• CHALLENGE
Please restate the following records word for word.

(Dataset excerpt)
· · · ·
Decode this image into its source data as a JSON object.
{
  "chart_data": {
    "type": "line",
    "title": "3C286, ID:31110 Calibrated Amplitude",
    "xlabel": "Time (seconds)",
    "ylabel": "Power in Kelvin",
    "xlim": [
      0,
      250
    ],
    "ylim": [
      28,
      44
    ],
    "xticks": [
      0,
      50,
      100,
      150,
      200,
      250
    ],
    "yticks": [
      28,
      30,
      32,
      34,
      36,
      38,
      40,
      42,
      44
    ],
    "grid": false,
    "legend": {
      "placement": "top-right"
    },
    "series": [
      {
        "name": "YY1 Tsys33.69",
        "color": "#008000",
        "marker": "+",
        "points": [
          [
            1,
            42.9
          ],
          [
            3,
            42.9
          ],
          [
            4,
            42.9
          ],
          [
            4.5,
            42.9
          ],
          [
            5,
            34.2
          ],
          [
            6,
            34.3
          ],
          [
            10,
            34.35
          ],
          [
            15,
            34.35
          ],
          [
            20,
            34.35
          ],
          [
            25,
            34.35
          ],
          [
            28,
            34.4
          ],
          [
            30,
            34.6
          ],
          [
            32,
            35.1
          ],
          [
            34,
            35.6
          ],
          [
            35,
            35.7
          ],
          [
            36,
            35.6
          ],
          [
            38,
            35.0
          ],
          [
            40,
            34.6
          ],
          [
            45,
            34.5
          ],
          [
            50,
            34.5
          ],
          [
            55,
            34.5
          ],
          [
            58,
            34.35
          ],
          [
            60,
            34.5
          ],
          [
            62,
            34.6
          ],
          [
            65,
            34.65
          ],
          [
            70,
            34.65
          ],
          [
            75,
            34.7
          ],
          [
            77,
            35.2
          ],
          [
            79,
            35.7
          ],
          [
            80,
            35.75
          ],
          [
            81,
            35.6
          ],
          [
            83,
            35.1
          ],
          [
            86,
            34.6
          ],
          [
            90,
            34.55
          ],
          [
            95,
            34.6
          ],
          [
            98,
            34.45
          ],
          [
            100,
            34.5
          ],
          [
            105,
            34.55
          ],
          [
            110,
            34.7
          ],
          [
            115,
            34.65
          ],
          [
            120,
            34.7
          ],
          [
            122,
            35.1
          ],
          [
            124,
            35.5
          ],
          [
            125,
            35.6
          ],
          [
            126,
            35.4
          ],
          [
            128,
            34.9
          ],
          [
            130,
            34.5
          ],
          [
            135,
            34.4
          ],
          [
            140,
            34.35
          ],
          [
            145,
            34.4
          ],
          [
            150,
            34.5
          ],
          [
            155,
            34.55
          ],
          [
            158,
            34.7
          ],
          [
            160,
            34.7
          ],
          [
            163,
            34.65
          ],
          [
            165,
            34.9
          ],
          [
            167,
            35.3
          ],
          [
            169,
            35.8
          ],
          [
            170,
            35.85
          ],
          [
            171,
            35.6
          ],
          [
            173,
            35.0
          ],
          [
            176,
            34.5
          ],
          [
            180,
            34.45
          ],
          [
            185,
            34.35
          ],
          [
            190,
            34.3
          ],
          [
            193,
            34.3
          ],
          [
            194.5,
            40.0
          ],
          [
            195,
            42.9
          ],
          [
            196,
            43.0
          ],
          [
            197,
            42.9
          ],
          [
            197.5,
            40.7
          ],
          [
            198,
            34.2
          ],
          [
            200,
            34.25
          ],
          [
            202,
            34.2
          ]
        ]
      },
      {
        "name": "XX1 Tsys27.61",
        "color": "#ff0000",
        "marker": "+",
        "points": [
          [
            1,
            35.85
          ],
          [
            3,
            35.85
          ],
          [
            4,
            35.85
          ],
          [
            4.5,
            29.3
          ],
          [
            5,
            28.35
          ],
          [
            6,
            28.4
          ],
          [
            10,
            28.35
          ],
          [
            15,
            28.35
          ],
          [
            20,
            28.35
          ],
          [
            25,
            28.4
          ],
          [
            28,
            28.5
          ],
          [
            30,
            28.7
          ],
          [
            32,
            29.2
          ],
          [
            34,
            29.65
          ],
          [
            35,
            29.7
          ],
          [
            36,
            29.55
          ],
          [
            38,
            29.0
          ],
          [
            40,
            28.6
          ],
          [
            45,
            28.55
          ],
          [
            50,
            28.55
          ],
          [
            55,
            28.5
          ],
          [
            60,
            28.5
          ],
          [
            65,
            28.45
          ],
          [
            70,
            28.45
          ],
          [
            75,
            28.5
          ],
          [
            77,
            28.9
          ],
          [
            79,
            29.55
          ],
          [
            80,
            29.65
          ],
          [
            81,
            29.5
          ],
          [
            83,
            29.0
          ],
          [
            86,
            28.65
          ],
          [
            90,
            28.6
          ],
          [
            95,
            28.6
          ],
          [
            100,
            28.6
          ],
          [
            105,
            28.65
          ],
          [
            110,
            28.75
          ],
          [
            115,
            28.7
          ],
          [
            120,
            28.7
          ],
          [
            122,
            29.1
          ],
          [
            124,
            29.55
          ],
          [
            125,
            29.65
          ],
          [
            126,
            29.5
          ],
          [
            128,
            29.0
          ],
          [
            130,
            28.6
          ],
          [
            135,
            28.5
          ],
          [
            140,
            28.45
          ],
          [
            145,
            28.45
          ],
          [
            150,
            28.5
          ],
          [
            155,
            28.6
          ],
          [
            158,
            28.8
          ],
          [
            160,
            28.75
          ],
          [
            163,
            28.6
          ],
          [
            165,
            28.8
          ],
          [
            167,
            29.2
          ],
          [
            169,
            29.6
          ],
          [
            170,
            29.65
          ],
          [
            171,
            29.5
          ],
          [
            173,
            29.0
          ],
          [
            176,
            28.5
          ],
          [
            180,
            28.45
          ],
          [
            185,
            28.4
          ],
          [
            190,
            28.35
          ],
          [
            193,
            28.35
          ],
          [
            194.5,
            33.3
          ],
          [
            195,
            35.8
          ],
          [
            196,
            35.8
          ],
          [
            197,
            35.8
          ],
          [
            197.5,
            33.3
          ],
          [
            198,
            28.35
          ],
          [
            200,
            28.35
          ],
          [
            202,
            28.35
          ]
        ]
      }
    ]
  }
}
· · · ·
• RESULT FOR THIS EXERCISE
Decode this image into its source data as a JSON object.
{
  "chart_data": {
    "type": "line",
    "title": "3C286, ID:31110 Calibrated Amplitude",
    "xlabel": "Time (seconds)",
    "ylabel": "Power in Kelvin",
    "xlim": [
      0,
      250
    ],
    "ylim": [
      28,
      44
    ],
    "xticks": [
      0,
      50,
      100,
      150,
      200,
      250
    ],
    "yticks": [
      28,
      30,
      32,
      34,
      36,
      38,
      40,
      42,
      44
    ],
    "grid": false,
    "legend": {
      "placement": "top-right"
    },
    "series": [
      {
        "name": "YY1 Tsys33.69",
        "color": "#008000",
        "marker": "+",
        "points": [
          [
            1,
            42.9
          ],
          [
            3,
            42.9
          ],
          [
            4,
            42.9
          ],
          [
            4.5,
            42.9
          ],
          [
            5,
            34.2
          ],
          [
            6,
            34.3
          ],
          [
            10,
            34.35
          ],
          [
            15,
            34.35
          ],
          [
            20,
            34.35
          ],
          [
            25,
            34.35
          ],
          [
            28,
            34.4
          ],
          [
            30,
            34.6
          ],
          [
            32,
            35.1
          ],
          [
            34,
            35.6
          ],
          [
            35,
            35.7
          ],
          [
            36,
            35.6
          ],
          [
            38,
            35.0
          ],
          [
            40,
            34.6
          ],
          [
            45,
            34.5
          ],
          [
            50,
            34.5
          ],
          [
            55,
            34.5
          ],
          [
            58,
            34.35
          ],
          [
            60,
            34.5
          ],
          [
            62,
            34.6
          ],
          [
            65,
            34.65
          ],
          [
            70,
            34.65
          ],
          [
            75,
            34.7
          ],
          [
            77,
            35.2
          ],
          [
            79,
            35.7
          ],
          [
            80,
            35.75
          ],
          [
            81,
            35.6
          ],
          [
            83,
            35.1
          ],
          [
            86,
            34.6
          ],
          [
            90,
            34.55
          ],
          [
            95,
            34.6
          ],
          [
            98,
            34.45
          ],
          [
            100,
            34.5
          ],
          [
            105,
            34.55
          ],
          [
            110,
            34.7
          ],
          [
            115,
            34.65
          ],
          [
            120,
            34.7
          ],
          [
            122,
            35.1
          ],
          [
            124,
            35.5
          ],
          [
            125,
            35.6
          ],
          [
            126,
            35.4
          ],
          [
            128,
            34.9
          ],
          [
            130,
            34.5
          ],
          [
            135,
            34.4
          ],
          [
            140,
            34.35
          ],
          [
            145,
            34.4
          ],
          [
            150,
            34.5
          ],
          [
            155,
            34.55
          ],
          [
            158,
            34.7
          ],
          [
            160,
            34.7
          ],
          [
            163,
            34.65
          ],
          [
            165,
            34.9
          ],
          [
            167,
            35.3
          ],
          [
            169,
            35.8
          ],
          [
            170,
            35.85
          ],
          [
            171,
            35.6
          ],
          [
            173,
            35.0
          ],
          [
            176,
            34.5
          ],
          [
            180,
            34.45
          ],
          [
            185,
            34.35
          ],
          [
            190,
            34.3
          ],
          [
            193,
            34.3
          ],
          [
            194.5,
            40.0
          ],
          [
            195,
            42.9
          ],
          [
            196,
            43.0
          ],
          [
            197,
            42.9
          ],
          [
            197.5,
            40.7
          ],
          [
            198,
            34.2
          ],
          [
            200,
            34.25
          ],
          [
            202,
            34.2
          ]
        ]
      },
      {
        "name": "XX1 Tsys27.61",
        "color": "#ff0000",
        "marker": "+",
        "points": [
          [
            1,
            35.85
          ],
          [
            3,
            35.85
          ],
          [
            4,
            35.85
          ],
          [
            4.5,
            29.3
          ],
          [
            5,
            28.35
          ],
          [
            6,
            28.4
          ],
          [
            10,
            28.35
          ],
          [
            15,
            28.35
          ],
          [
            20,
            28.35
          ],
          [
            25,
            28.4
          ],
          [
            28,
            28.5
          ],
          [
            30,
            28.7
          ],
          [
            32,
            29.2
          ],
          [
            34,
            29.65
          ],
          [
            35,
            29.7
          ],
          [
            36,
            29.55
          ],
          [
            38,
            29.0
          ],
          [
            40,
            28.6
          ],
          [
            45,
            28.55
          ],
          [
            50,
            28.55
          ],
          [
            55,
            28.5
          ],
          [
            60,
            28.5
          ],
          [
            65,
            28.45
          ],
          [
            70,
            28.45
          ],
          [
            75,
            28.5
          ],
          [
            77,
            28.9
          ],
          [
            79,
            29.55
          ],
          [
            80,
            29.65
          ],
          [
            81,
            29.5
          ],
          [
            83,
            29.0
          ],
          [
            86,
            28.65
          ],
          [
            90,
            28.6
          ],
          [
            95,
            28.6
          ],
          [
            100,
            28.6
          ],
          [
            105,
            28.65
          ],
          [
            110,
            28.75
          ],
          [
            115,
            28.7
          ],
          [
            120,
            28.7
          ],
          [
            122,
            29.1
          ],
          [
            124,
            29.55
          ],
          [
            125,
            29.65
          ],
          [
            126,
            29.5
          ],
          [
            128,
            29.0
          ],
          [
            130,
            28.6
          ],
          [
            135,
            28.5
          ],
          [
            140,
            28.45
          ],
          [
            145,
            28.45
          ],
          [
            150,
            28.5
          ],
          [
            155,
            28.6
          ],
          [
            158,
            28.8
          ],
          [
            160,
            28.75
          ],
          [
            163,
            28.6
          ],
          [
            165,
            28.8
          ],
          [
            167,
            29.2
          ],
          [
            169,
            29.6
          ],
          [
            170,
            29.65
          ],
          [
            171,
            29.5
          ],
          [
            173,
            29.0
          ],
          [
            176,
            28.5
          ],
          [
            180,
            28.45
          ],
          [
            185,
            28.4
          ],
          [
            190,
            28.35
          ],
          [
            193,
            28.35
          ],
          [
            194.5,
            33.3
          ],
          [
            195,
            35.8
          ],
          [
            196,
            35.8
          ],
          [
            197,
            35.8
          ],
          [
            197.5,
            33.3
          ],
          [
            198,
            28.35
          ],
          [
            200,
            28.35
          ],
          [
            202,
            28.35
          ]
        ]
      }
    ]
  }
}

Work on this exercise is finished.